Given exercise -> Give the number of lines in the entries that contain "سازمان". State only the count.

Exercise data ->
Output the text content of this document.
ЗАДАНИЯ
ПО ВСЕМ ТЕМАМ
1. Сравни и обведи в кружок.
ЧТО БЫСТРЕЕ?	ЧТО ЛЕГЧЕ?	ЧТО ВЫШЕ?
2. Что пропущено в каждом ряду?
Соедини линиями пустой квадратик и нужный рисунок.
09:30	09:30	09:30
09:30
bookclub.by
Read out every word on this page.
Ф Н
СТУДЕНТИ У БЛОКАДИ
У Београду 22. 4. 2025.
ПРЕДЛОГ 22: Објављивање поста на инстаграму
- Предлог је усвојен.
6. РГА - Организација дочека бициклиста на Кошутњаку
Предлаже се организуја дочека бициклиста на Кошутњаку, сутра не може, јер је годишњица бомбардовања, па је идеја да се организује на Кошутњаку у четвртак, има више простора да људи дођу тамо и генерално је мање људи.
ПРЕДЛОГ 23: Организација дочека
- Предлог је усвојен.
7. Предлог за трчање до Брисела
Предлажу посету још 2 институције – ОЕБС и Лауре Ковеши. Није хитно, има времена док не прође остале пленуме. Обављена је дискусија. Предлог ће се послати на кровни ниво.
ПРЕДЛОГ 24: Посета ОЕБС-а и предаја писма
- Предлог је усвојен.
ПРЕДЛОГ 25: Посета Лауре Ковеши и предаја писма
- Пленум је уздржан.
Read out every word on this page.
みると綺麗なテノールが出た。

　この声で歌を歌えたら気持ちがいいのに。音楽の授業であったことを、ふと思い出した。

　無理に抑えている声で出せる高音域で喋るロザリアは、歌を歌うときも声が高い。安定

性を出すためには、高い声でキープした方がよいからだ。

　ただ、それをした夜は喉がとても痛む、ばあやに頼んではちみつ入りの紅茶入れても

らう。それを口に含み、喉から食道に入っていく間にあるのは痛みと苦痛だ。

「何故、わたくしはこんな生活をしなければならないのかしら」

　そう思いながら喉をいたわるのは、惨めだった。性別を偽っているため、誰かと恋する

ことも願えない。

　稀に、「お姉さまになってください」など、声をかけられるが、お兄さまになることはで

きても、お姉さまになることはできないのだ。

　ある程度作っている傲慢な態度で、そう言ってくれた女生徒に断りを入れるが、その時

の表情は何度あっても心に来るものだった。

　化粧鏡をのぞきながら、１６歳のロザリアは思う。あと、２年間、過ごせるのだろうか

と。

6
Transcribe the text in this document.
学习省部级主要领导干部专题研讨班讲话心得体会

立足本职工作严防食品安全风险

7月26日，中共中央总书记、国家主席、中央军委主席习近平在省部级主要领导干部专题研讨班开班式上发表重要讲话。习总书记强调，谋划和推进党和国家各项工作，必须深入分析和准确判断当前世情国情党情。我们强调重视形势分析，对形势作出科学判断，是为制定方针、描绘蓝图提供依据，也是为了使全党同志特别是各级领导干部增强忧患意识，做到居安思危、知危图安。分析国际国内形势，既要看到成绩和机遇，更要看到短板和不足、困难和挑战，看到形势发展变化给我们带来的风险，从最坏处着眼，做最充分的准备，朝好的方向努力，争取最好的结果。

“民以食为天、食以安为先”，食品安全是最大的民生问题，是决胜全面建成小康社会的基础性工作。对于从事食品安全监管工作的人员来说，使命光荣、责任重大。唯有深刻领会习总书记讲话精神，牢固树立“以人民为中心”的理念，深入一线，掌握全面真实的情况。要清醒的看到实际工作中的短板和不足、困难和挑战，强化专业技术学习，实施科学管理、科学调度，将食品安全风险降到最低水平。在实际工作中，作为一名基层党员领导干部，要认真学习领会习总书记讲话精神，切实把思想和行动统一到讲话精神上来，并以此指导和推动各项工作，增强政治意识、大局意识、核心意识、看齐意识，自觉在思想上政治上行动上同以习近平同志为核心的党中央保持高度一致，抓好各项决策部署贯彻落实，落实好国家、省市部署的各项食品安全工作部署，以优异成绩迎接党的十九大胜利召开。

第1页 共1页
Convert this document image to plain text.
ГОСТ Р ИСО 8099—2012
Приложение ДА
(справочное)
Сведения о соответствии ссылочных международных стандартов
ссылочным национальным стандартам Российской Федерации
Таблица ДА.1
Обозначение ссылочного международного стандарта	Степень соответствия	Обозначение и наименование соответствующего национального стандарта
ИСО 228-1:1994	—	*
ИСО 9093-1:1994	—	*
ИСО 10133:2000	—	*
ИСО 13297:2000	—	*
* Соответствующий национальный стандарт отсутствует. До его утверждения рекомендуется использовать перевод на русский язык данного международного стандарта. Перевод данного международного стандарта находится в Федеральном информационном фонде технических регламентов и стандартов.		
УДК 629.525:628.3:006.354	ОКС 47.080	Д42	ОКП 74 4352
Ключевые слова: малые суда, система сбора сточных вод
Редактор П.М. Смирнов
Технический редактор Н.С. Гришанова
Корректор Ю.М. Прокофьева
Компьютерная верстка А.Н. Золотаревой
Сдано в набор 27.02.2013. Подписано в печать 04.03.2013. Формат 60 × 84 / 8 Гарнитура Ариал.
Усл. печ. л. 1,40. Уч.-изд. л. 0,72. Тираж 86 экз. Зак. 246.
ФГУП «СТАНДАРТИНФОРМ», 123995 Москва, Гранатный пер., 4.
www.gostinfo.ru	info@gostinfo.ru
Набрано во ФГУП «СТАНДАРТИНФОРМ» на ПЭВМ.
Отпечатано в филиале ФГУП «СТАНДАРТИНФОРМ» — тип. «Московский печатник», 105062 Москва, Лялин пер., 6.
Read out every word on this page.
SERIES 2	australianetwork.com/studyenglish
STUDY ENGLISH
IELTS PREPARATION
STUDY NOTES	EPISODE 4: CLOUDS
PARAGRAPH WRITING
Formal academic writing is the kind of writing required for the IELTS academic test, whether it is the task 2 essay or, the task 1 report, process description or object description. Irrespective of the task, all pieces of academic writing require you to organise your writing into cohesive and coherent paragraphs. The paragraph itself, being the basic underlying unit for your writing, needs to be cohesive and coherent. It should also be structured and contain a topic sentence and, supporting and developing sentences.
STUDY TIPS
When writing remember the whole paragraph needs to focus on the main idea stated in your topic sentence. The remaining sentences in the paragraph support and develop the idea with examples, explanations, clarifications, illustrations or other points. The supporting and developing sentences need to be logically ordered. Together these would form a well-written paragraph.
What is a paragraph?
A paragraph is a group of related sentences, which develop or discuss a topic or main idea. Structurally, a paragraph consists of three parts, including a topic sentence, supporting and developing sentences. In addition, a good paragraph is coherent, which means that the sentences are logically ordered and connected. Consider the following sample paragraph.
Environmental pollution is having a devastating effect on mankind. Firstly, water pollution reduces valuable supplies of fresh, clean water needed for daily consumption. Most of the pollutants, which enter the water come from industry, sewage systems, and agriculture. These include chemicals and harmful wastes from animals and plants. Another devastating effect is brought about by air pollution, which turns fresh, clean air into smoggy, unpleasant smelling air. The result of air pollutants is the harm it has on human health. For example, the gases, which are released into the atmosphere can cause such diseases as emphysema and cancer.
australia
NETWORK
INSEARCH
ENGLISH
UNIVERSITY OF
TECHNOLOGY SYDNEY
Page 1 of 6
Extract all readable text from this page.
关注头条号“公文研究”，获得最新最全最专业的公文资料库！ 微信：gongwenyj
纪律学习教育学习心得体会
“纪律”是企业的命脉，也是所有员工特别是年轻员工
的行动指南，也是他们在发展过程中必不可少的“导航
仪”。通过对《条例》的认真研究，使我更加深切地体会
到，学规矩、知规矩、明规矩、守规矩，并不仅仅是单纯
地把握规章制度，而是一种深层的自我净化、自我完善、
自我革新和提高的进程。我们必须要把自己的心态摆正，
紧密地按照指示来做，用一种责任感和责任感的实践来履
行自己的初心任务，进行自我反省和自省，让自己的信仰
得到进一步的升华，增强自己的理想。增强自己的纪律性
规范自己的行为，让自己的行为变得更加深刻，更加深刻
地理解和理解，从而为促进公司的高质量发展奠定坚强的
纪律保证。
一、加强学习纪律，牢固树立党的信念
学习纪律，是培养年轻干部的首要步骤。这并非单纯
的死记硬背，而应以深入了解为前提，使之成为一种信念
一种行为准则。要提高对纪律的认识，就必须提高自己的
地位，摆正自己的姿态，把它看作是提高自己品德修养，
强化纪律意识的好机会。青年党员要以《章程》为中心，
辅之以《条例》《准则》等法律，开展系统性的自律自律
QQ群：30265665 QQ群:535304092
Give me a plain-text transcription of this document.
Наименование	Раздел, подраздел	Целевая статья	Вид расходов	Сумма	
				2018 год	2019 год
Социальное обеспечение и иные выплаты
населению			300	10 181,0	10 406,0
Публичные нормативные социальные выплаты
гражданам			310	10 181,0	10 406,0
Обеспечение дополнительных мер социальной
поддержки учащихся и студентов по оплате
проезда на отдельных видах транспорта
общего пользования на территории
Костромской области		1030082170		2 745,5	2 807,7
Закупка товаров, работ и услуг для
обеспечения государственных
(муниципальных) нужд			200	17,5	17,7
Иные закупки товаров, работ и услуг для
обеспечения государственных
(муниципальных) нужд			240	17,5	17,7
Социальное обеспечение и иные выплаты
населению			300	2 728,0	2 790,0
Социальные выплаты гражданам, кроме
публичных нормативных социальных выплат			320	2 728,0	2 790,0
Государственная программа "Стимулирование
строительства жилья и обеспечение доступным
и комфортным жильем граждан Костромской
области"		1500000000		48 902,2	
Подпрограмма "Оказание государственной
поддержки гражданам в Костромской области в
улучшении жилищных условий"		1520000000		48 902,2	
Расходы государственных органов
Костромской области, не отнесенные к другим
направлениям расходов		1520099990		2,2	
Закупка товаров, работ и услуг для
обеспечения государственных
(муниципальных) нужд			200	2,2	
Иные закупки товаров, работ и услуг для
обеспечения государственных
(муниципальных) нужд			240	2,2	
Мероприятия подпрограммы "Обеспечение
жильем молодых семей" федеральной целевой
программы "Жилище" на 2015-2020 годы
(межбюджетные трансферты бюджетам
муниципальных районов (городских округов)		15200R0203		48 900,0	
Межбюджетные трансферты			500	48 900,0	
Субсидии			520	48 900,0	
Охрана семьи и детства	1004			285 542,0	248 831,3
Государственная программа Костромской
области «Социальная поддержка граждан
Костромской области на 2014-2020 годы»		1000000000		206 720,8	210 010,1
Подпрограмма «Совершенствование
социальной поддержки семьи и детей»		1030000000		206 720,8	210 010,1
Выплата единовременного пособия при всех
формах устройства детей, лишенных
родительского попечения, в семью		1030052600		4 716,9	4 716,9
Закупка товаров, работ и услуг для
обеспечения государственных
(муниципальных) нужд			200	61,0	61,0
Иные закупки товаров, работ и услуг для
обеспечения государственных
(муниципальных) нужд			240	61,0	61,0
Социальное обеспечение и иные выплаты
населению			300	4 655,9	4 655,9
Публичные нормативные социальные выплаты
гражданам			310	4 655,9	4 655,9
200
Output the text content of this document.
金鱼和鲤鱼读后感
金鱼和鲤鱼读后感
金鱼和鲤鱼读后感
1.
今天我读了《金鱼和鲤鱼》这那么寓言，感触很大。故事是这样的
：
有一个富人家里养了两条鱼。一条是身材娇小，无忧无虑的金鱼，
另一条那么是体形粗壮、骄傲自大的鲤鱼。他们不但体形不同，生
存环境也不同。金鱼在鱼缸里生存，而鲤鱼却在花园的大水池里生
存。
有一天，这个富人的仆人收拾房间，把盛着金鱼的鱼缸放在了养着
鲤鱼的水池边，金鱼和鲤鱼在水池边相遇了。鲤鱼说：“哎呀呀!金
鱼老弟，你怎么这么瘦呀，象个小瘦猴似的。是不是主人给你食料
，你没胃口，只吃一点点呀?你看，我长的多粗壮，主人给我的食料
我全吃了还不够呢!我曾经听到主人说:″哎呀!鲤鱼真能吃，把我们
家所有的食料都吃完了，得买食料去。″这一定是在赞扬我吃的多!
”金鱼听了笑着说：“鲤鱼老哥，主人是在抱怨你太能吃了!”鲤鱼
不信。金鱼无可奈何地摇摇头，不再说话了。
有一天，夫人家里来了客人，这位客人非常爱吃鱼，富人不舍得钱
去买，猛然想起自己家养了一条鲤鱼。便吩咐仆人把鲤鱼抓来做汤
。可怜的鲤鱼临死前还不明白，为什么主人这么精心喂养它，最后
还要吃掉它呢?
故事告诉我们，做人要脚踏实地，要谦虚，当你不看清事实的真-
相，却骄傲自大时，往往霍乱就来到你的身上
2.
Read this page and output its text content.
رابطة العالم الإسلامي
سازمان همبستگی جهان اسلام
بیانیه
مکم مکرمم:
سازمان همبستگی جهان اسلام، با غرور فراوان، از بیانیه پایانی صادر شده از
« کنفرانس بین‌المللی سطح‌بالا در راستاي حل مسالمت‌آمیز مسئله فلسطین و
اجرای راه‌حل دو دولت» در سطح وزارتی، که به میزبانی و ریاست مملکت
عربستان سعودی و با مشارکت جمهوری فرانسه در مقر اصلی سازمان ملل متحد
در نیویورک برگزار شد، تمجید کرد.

Finished answer -> 3